→ **Task brief**:
Could you repeat the records below exactly, leaving out any pictures?

Recorded data:
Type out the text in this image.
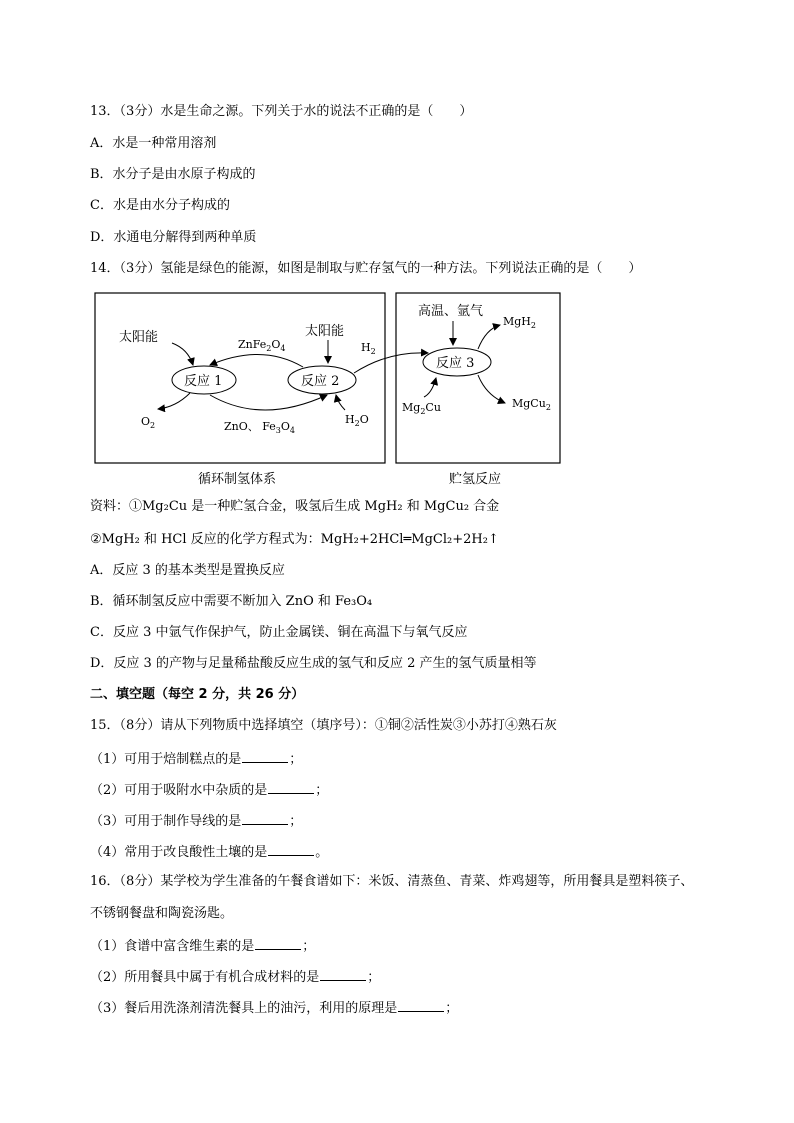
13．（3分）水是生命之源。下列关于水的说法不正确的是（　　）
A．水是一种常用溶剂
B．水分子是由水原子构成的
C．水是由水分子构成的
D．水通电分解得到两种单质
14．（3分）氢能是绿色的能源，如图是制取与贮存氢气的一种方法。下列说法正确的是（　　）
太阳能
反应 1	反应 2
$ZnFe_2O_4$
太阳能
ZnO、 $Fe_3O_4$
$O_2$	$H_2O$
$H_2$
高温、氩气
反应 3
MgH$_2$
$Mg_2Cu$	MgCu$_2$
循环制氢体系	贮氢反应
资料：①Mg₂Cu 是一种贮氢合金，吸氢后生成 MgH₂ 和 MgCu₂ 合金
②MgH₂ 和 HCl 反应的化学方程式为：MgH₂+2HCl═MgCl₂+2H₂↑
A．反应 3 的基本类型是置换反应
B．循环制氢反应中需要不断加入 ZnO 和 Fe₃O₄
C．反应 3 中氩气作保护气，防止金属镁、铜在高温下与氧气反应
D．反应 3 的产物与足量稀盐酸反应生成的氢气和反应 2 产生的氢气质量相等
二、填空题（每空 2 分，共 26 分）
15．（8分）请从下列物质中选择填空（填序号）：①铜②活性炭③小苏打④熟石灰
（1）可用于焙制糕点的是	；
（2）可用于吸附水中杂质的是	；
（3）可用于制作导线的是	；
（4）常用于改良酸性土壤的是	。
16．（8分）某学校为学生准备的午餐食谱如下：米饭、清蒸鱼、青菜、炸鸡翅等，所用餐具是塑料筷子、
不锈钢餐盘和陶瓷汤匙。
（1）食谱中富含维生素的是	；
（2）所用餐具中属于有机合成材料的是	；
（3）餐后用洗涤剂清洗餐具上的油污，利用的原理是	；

→ **Result for this exercise**:
Type out the text in this image.
13．（3分）水是生命之源。下列关于水的说法不正确的是（　　）
A．水是一种常用溶剂
B．水分子是由水原子构成的
C．水是由水分子构成的
D．水通电分解得到两种单质
14．（3分）氢能是绿色的能源，如图是制取与贮存氢气的一种方法。下列说法正确的是（　　）
太阳能
反应 1	反应 2
$ZnFe_2O_4$
太阳能
ZnO、 $Fe_3O_4$
$O_2$	$H_2O$
$H_2$
高温、氩气
反应 3
MgH$_2$
$Mg_2Cu$	MgCu$_2$
循环制氢体系	贮氢反应
资料：①Mg₂Cu 是一种贮氢合金，吸氢后生成 MgH₂ 和 MgCu₂ 合金
②MgH₂ 和 HCl 反应的化学方程式为：MgH₂+2HCl═MgCl₂+2H₂↑
A．反应 3 的基本类型是置换反应
B．循环制氢反应中需要不断加入 ZnO 和 Fe₃O₄
C．反应 3 中氩气作保护气，防止金属镁、铜在高温下与氧气反应
D．反应 3 的产物与足量稀盐酸反应生成的氢气和反应 2 产生的氢气质量相等
二、填空题（每空 2 分，共 26 分）
15．（8分）请从下列物质中选择填空（填序号）：①铜②活性炭③小苏打④熟石灰
（1）可用于焙制糕点的是	；
（2）可用于吸附水中杂质的是	；
（3）可用于制作导线的是	；
（4）常用于改良酸性土壤的是	。
16．（8分）某学校为学生准备的午餐食谱如下：米饭、清蒸鱼、青菜、炸鸡翅等，所用餐具是塑料筷子、
不锈钢餐盘和陶瓷汤匙。
（1）食谱中富含维生素的是	；
（2）所用餐具中属于有机合成材料的是	；
（3）餐后用洗涤剂清洗餐具上的油污，利用的原理是	；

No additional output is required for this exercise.